- _RECORDS TO PROCESS_:
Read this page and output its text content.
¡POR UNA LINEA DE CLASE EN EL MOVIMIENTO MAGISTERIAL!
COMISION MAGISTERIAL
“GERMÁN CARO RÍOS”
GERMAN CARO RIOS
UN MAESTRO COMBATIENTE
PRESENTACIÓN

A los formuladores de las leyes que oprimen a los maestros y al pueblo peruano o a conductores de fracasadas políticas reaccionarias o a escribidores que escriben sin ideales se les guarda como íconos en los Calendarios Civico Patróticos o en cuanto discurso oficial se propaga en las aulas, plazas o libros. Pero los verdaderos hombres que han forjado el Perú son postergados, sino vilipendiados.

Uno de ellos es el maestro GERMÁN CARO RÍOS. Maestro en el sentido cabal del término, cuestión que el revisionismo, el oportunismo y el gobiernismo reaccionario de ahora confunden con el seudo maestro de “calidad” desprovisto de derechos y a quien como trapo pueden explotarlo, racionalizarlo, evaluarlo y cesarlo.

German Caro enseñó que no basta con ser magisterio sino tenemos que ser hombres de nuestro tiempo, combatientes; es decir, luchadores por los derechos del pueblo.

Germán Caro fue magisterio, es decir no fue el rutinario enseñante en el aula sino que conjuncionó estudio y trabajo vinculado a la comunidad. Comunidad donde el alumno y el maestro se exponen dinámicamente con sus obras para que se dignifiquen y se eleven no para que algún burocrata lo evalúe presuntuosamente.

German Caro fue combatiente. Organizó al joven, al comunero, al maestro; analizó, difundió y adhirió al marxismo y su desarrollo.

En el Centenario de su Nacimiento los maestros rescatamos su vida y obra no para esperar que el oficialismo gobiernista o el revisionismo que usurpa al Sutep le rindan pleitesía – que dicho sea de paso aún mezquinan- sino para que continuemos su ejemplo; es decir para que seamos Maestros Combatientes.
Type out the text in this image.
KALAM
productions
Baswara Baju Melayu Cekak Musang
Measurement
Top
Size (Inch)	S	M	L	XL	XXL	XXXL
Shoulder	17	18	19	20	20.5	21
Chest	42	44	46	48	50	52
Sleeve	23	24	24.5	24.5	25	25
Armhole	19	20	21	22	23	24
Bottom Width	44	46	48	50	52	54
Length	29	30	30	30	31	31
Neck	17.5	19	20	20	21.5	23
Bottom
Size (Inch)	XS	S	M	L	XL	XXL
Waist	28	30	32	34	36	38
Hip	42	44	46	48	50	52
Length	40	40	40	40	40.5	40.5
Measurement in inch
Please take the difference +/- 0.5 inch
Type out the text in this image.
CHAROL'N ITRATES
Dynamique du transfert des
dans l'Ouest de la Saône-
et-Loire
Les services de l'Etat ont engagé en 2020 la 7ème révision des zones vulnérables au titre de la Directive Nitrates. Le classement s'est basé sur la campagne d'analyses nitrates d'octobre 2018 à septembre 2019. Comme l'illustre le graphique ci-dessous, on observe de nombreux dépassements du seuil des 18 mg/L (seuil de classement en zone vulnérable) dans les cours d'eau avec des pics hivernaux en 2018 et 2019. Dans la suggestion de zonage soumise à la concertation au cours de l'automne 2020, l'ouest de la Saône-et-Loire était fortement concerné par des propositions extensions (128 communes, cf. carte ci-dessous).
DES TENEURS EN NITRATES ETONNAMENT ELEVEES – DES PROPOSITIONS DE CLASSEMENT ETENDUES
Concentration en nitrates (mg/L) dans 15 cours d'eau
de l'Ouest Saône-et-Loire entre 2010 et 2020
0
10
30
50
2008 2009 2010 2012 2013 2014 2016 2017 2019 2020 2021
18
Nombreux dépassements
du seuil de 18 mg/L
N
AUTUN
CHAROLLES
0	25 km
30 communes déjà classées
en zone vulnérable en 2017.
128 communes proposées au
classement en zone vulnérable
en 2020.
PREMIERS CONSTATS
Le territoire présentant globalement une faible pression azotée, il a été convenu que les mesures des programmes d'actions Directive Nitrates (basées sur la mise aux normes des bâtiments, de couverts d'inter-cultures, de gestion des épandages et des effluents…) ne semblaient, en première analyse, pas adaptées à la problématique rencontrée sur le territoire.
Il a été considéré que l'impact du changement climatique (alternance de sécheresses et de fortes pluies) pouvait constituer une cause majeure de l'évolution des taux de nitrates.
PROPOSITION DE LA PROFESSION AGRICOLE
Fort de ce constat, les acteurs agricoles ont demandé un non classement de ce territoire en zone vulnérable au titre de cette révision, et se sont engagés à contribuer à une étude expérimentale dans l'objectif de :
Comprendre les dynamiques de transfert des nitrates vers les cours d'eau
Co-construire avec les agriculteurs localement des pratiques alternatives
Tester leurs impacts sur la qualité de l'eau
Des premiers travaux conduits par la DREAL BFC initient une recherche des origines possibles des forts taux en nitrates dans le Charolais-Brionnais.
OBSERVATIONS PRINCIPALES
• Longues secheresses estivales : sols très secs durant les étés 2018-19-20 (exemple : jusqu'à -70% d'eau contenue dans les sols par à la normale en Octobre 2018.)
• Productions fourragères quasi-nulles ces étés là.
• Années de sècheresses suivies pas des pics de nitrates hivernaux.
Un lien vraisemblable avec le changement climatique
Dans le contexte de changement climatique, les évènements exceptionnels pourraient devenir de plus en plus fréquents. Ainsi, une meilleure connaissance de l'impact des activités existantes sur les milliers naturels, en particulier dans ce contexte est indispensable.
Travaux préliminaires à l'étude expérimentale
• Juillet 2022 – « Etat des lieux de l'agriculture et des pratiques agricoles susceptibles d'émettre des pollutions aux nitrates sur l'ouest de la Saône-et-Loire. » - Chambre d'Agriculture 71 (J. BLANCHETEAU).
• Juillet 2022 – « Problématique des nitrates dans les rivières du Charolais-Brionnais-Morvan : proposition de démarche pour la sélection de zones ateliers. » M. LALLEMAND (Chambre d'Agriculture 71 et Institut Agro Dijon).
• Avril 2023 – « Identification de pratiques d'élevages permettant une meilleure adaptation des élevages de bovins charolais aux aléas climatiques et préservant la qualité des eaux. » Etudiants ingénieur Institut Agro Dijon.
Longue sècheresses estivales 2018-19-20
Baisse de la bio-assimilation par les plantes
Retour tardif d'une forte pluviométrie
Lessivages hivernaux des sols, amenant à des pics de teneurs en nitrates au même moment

- _DIRECTIONS_: Find every line in the listing that holds the string "Brionnais", then say how many there are as a bare number.

- _SOLUTION TO THIS EXERCISE_: 2